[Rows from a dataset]

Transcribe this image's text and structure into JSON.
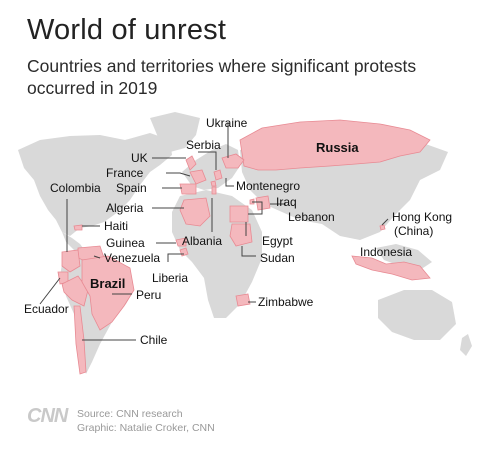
{
  "header": {
    "title": "World of unrest",
    "subtitle": "Countries and territories where significant protests occurred in 2019"
  },
  "colors": {
    "land": "#d9d9d9",
    "protest_fill": "#f4b8bd",
    "protest_outline": "#e88a93",
    "text": "#222222",
    "footer_text": "#999999"
  },
  "labels": {
    "ukraine": "Ukraine",
    "russia": "Russia",
    "serbia": "Serbia",
    "uk": "UK",
    "france": "France",
    "colombia": "Colombia",
    "spain": "Spain",
    "montenegro": "Montenegro",
    "iraq": "Iraq",
    "lebanon": "Lebanon",
    "algeria": "Algeria",
    "haiti": "Haiti",
    "guinea": "Guinea",
    "albania": "Albania",
    "egypt": "Egypt",
    "hong_kong_line1": "Hong Kong",
    "hong_kong_line2": "(China)",
    "venezuela": "Venezuela",
    "sudan": "Sudan",
    "indonesia": "Indonesia",
    "liberia": "Liberia",
    "brazil": "Brazil",
    "peru": "Peru",
    "ecuador": "Ecuador",
    "zimbabwe": "Zimbabwe",
    "chile": "Chile"
  },
  "footer": {
    "logo": "CNN",
    "source": "Source: CNN research",
    "graphic": "Graphic: Natalie Croker, CNN"
  }
}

• [Required work]: Give all the lines above again, character for character, without pictures.

• [Solved exercise]:
Transcribe this image's text and structure into JSON.
{
  "header": {
    "title": "World of unrest",
    "subtitle": "Countries and territories where significant protests occurred in 2019"
  },
  "colors": {
    "land": "#d9d9d9",
    "protest_fill": "#f4b8bd",
    "protest_outline": "#e88a93",
    "text": "#222222",
    "footer_text": "#999999"
  },
  "labels": {
    "ukraine": "Ukraine",
    "russia": "Russia",
    "serbia": "Serbia",
    "uk": "UK",
    "france": "France",
    "colombia": "Colombia",
    "spain": "Spain",
    "montenegro": "Montenegro",
    "iraq": "Iraq",
    "lebanon": "Lebanon",
    "algeria": "Algeria",
    "haiti": "Haiti",
    "guinea": "Guinea",
    "albania": "Albania",
    "egypt": "Egypt",
    "hong_kong_line1": "Hong Kong",
    "hong_kong_line2": "(China)",
    "venezuela": "Venezuela",
    "sudan": "Sudan",
    "indonesia": "Indonesia",
    "liberia": "Liberia",
    "brazil": "Brazil",
    "peru": "Peru",
    "ecuador": "Ecuador",
    "zimbabwe": "Zimbabwe",
    "chile": "Chile"
  },
  "footer": {
    "logo": "CNN",
    "source": "Source: CNN research",
    "graphic": "Graphic: Natalie Croker, CNN"
  }
}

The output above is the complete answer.